PROBLEM TO WORK ON »
Give every line from the entries that contains "TradeWave".
— BEGIN INFORMATION SUPPLIED —
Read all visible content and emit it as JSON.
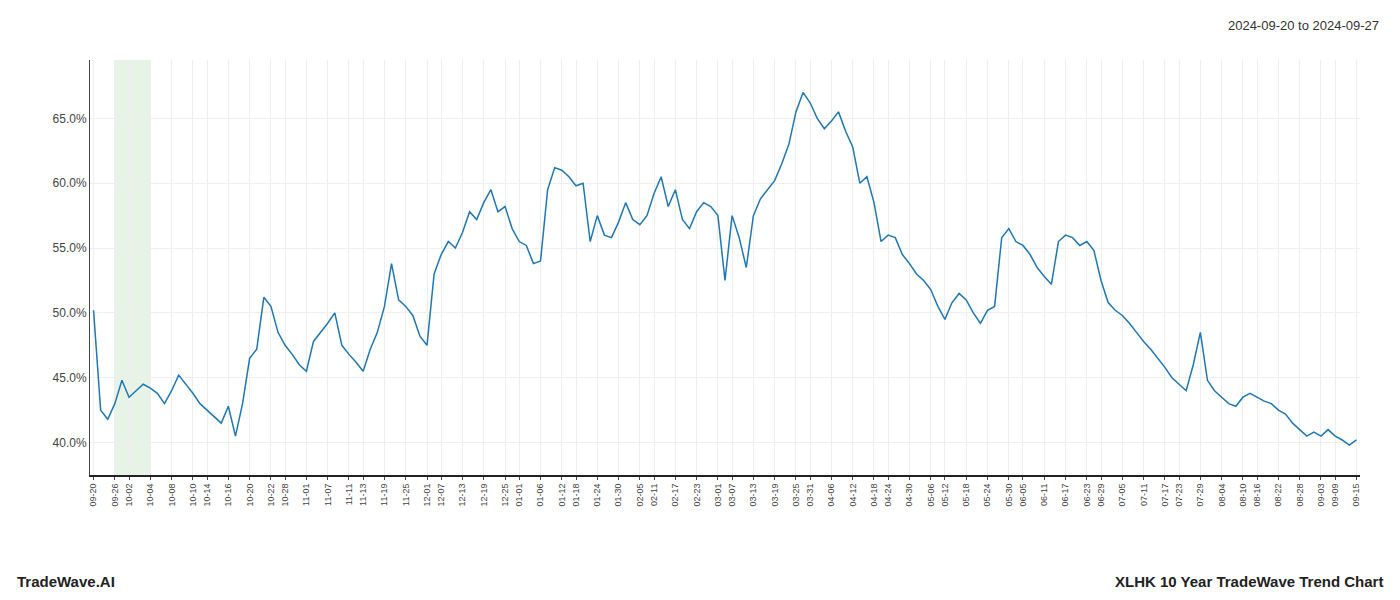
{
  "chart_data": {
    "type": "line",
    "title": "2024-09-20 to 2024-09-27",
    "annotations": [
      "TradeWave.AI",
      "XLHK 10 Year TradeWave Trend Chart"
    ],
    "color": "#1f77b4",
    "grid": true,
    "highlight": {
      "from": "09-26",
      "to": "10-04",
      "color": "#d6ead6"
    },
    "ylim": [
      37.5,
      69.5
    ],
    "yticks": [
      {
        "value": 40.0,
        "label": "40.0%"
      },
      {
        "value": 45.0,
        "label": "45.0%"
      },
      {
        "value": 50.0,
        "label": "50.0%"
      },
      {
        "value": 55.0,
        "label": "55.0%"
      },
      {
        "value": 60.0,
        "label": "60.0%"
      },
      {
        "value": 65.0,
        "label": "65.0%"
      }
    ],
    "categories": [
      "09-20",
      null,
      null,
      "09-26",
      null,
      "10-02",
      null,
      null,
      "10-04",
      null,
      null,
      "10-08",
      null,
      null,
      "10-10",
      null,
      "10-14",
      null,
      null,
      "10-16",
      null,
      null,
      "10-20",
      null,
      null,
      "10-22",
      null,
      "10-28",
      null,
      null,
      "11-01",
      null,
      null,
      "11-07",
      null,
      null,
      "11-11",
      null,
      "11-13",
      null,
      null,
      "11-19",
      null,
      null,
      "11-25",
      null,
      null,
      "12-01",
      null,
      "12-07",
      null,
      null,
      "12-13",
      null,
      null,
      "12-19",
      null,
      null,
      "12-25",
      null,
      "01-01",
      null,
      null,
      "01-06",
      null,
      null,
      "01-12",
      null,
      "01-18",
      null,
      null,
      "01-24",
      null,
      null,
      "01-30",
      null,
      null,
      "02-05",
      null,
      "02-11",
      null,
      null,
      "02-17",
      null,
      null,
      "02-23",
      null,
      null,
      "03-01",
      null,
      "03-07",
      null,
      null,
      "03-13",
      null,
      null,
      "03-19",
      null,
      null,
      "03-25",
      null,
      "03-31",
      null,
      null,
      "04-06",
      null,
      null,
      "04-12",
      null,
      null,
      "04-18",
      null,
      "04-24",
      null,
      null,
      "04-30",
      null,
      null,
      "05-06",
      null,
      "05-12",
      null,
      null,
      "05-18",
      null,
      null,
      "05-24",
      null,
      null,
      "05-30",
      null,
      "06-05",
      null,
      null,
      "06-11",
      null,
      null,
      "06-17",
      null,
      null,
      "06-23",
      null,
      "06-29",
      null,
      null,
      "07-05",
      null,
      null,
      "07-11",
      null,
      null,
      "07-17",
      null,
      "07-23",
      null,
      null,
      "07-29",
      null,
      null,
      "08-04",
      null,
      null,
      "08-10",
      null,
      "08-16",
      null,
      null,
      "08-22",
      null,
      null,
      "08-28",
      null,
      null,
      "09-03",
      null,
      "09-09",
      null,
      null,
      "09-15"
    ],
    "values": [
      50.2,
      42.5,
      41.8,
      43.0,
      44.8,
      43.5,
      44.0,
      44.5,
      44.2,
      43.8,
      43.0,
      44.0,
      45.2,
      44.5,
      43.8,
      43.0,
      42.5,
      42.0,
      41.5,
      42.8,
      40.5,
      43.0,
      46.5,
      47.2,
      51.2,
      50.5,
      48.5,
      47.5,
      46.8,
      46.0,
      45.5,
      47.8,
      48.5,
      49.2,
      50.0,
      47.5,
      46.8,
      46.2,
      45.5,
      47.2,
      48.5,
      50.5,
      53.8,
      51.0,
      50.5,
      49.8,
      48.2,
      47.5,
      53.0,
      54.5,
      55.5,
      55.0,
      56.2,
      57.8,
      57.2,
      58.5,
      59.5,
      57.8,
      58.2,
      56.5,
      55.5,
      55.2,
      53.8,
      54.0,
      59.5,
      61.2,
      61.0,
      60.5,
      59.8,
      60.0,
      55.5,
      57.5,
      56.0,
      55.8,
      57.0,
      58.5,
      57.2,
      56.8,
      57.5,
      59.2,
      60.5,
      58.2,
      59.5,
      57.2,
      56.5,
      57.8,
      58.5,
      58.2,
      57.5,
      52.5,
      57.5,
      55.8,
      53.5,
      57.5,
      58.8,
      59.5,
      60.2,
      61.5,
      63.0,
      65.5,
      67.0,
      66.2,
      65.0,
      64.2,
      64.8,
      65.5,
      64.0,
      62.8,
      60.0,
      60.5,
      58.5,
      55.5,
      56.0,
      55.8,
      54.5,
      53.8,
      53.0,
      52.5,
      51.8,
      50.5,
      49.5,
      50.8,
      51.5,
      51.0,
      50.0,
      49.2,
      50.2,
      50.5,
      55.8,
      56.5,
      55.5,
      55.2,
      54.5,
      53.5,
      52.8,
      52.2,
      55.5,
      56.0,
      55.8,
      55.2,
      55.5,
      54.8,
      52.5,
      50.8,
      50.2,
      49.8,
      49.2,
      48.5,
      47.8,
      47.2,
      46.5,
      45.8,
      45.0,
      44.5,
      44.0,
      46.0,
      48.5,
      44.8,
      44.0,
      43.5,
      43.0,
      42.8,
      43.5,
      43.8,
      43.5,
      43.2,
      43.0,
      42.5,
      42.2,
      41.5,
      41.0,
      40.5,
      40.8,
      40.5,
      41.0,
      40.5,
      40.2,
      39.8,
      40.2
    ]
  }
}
— END INFORMATION SUPPLIED —
— BEGIN INFORMATION SUPPLIED —
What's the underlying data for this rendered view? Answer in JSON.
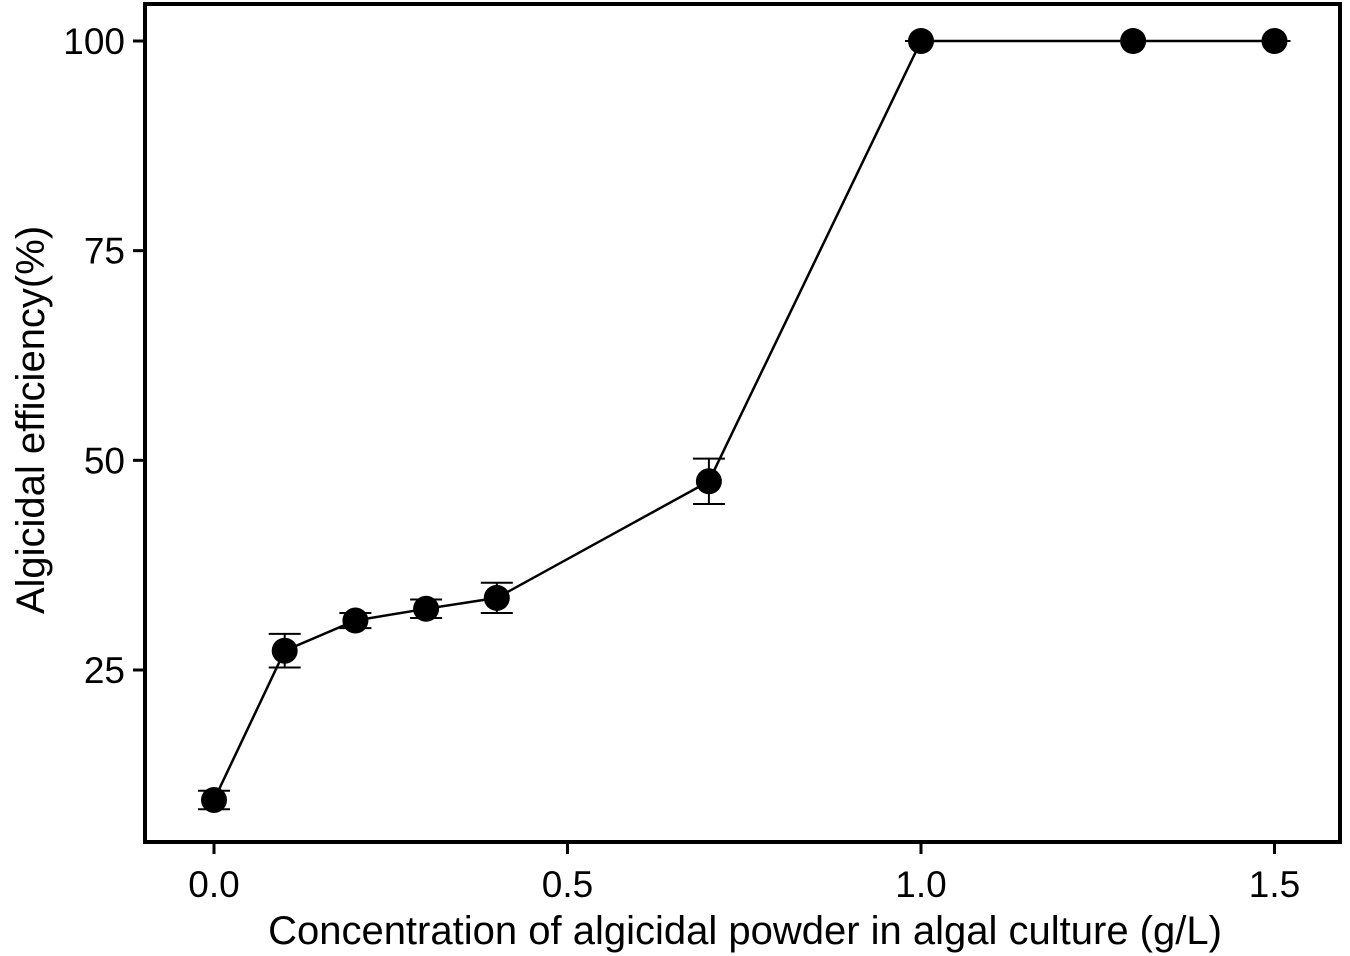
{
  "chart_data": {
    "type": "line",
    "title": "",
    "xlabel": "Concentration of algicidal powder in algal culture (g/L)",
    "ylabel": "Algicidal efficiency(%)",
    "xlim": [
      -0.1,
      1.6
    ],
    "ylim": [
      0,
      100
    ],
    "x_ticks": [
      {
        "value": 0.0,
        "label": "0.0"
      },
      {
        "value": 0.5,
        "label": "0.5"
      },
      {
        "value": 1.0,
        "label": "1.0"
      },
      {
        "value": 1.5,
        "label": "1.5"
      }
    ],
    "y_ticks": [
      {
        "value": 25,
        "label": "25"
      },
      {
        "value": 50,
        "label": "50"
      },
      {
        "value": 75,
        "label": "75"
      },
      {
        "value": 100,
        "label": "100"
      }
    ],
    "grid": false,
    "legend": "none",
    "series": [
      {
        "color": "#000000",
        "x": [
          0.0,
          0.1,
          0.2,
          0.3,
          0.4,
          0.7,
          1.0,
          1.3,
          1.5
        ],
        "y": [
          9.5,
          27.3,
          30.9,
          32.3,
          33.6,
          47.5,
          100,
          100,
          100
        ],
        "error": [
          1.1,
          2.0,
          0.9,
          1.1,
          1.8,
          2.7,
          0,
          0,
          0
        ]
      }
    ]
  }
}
— END INFORMATION SUPPLIED —
SOLUTION TO THIS PROBLEM »
      "TradeWave.AI",
      "XLHK 10 Year TradeWave Trend Chart"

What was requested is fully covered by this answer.